Task description — Pick each line that has "content" out of the records.

━━━ Data shown

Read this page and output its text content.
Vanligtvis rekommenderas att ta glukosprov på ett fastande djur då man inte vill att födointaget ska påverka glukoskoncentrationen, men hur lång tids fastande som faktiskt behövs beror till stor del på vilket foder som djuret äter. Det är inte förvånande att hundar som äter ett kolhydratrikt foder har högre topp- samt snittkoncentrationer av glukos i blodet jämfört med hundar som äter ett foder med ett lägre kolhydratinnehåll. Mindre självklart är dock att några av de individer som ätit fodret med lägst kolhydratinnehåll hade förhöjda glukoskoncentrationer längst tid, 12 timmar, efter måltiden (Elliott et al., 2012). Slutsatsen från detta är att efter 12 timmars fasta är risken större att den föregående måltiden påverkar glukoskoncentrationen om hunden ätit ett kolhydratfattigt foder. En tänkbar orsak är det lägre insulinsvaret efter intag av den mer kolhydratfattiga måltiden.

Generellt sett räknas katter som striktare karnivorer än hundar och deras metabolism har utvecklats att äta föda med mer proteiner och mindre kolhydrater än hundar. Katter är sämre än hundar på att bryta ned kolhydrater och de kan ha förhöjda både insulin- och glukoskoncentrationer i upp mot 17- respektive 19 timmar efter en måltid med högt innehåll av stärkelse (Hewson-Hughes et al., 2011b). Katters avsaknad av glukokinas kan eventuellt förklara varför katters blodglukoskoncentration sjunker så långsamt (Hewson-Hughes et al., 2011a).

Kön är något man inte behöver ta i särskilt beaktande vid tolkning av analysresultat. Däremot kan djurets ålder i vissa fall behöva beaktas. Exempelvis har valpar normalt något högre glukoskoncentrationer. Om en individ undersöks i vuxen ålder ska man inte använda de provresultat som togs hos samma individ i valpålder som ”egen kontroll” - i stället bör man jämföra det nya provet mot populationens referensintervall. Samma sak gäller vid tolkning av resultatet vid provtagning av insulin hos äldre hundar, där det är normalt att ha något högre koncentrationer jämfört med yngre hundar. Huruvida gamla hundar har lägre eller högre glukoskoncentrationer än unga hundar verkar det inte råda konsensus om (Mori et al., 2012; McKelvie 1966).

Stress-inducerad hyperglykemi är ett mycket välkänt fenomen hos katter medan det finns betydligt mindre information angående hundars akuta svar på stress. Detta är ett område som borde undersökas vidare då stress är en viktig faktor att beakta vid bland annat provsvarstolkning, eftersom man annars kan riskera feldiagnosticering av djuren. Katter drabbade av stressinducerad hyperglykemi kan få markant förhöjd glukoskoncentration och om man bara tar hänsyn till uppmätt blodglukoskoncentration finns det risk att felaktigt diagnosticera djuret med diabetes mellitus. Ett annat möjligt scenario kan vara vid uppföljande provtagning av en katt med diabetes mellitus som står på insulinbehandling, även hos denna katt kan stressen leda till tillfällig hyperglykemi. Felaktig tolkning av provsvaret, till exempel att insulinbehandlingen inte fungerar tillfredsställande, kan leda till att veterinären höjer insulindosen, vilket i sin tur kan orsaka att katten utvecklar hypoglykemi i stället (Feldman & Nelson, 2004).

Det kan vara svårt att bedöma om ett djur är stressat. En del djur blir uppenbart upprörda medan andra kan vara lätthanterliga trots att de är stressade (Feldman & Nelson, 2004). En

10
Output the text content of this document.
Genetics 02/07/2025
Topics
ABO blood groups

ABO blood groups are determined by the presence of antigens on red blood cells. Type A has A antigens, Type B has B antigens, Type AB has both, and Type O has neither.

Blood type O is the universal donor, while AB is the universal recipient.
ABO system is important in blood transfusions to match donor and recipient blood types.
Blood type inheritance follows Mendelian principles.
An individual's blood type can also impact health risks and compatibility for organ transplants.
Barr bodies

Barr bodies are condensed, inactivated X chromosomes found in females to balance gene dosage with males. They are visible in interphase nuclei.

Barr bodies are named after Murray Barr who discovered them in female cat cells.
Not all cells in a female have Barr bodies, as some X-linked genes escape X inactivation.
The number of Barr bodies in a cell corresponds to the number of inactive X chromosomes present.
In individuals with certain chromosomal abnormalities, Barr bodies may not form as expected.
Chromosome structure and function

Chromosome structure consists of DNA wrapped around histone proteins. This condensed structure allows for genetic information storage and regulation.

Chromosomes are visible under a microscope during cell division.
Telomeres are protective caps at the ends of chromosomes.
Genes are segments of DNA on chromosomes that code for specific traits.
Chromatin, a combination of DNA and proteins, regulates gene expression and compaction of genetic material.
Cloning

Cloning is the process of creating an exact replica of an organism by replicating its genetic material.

━━━━━━

Solved problem —
Read this page and output its text content.
Output the text content of this document.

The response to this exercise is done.